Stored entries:
------------------------------------------------------------------------
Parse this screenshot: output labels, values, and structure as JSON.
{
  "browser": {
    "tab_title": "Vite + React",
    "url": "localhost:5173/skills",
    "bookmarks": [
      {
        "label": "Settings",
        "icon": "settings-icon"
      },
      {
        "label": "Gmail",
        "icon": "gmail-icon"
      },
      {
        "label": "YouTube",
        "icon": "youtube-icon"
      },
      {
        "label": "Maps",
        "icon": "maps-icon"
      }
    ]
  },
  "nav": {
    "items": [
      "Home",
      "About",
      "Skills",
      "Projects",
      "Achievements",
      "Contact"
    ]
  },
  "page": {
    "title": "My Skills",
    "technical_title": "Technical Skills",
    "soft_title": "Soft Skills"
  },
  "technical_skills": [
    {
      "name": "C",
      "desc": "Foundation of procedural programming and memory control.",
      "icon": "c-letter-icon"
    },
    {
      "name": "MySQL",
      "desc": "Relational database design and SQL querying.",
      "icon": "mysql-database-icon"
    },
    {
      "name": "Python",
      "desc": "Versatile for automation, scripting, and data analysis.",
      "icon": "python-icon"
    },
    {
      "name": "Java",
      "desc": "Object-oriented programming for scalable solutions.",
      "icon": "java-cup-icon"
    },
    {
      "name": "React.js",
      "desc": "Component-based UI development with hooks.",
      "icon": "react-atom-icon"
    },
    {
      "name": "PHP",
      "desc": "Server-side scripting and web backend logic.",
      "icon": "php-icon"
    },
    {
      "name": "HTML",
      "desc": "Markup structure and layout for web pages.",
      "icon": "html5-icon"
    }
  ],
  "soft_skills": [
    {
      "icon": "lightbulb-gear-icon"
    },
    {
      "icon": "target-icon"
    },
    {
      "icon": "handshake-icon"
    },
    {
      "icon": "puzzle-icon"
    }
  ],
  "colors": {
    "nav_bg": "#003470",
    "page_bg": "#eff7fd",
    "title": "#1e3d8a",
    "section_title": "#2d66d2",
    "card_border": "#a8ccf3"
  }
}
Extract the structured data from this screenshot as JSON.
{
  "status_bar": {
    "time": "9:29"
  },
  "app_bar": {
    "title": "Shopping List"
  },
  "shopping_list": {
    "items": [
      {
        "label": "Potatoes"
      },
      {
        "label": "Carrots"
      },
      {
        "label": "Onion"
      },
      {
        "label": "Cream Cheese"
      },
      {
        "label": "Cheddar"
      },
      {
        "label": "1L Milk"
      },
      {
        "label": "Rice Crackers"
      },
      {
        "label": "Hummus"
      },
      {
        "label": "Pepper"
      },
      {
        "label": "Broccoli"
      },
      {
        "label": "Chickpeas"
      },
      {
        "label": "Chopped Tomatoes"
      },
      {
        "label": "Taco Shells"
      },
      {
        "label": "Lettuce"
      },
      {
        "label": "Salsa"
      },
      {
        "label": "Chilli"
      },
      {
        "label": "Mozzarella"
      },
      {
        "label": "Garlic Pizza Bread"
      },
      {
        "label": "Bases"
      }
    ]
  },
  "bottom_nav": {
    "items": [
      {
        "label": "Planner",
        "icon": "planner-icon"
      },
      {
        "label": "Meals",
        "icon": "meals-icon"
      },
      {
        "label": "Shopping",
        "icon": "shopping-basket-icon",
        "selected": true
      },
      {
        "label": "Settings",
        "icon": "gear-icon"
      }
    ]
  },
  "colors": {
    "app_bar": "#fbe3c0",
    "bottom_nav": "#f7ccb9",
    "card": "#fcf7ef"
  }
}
------------------------------------------------------------------------
• _What is being asked_
Return every record, word for word.

• _Correct response_
Parse this screenshot: output labels, values, and structure as JSON.
{
  "browser": {
    "tab_title": "Vite + React",
    "url": "localhost:5173/skills",
    "bookmarks": [
      {
        "label": "Settings",
        "icon": "settings-icon"
      },
      {
        "label": "Gmail",
        "icon": "gmail-icon"
      },
      {
        "label": "YouTube",
        "icon": "youtube-icon"
      },
      {
        "label": "Maps",
        "icon": "maps-icon"
      }
    ]
  },
  "nav": {
    "items": [
      "Home",
      "About",
      "Skills",
      "Projects",
      "Achievements",
      "Contact"
    ]
  },
  "page": {
    "title": "My Skills",
    "technical_title": "Technical Skills",
    "soft_title": "Soft Skills"
  },
  "technical_skills": [
    {
      "name": "C",
      "desc": "Foundation of procedural programming and memory control.",
      "icon": "c-letter-icon"
    },
    {
      "name": "MySQL",
      "desc": "Relational database design and SQL querying.",
      "icon": "mysql-database-icon"
    },
    {
      "name": "Python",
      "desc": "Versatile for automation, scripting, and data analysis.",
      "icon": "python-icon"
    },
    {
      "name": "Java",
      "desc": "Object-oriented programming for scalable solutions.",
      "icon": "java-cup-icon"
    },
    {
      "name": "React.js",
      "desc": "Component-based UI development with hooks.",
      "icon": "react-atom-icon"
    },
    {
      "name": "PHP",
      "desc": "Server-side scripting and web backend logic.",
      "icon": "php-icon"
    },
    {
      "name": "HTML",
      "desc": "Markup structure and layout for web pages.",
      "icon": "html5-icon"
    }
  ],
  "soft_skills": [
    {
      "icon": "lightbulb-gear-icon"
    },
    {
      "icon": "target-icon"
    },
    {
      "icon": "handshake-icon"
    },
    {
      "icon": "puzzle-icon"
    }
  ],
  "colors": {
    "nav_bg": "#003470",
    "page_bg": "#eff7fd",
    "title": "#1e3d8a",
    "section_title": "#2d66d2",
    "card_border": "#a8ccf3"
  }
}
Extract the structured data from this screenshot as JSON.
{
  "status_bar": {
    "time": "9:29"
  },
  "app_bar": {
    "title": "Shopping List"
  },
  "shopping_list": {
    "items": [
      {
        "label": "Potatoes"
      },
      {
        "label": "Carrots"
      },
      {
        "label": "Onion"
      },
      {
        "label": "Cream Cheese"
      },
      {
        "label": "Cheddar"
      },
      {
        "label": "1L Milk"
      },
      {
        "label": "Rice Crackers"
      },
      {
        "label": "Hummus"
      },
      {
        "label": "Pepper"
      },
      {
        "label": "Broccoli"
      },
      {
        "label": "Chickpeas"
      },
      {
        "label": "Chopped Tomatoes"
      },
      {
        "label": "Taco Shells"
      },
      {
        "label": "Lettuce"
      },
      {
        "label": "Salsa"
      },
      {
        "label": "Chilli"
      },
      {
        "label": "Mozzarella"
      },
      {
        "label": "Garlic Pizza Bread"
      },
      {
        "label": "Bases"
      }
    ]
  },
  "bottom_nav": {
    "items": [
      {
        "label": "Planner",
        "icon": "planner-icon"
      },
      {
        "label": "Meals",
        "icon": "meals-icon"
      },
      {
        "label": "Shopping",
        "icon": "shopping-basket-icon",
        "selected": true
      },
      {
        "label": "Settings",
        "icon": "gear-icon"
      }
    ]
  },
  "colors": {
    "app_bar": "#fbe3c0",
    "bottom_nav": "#f7ccb9",
    "card": "#fcf7ef"
  }
}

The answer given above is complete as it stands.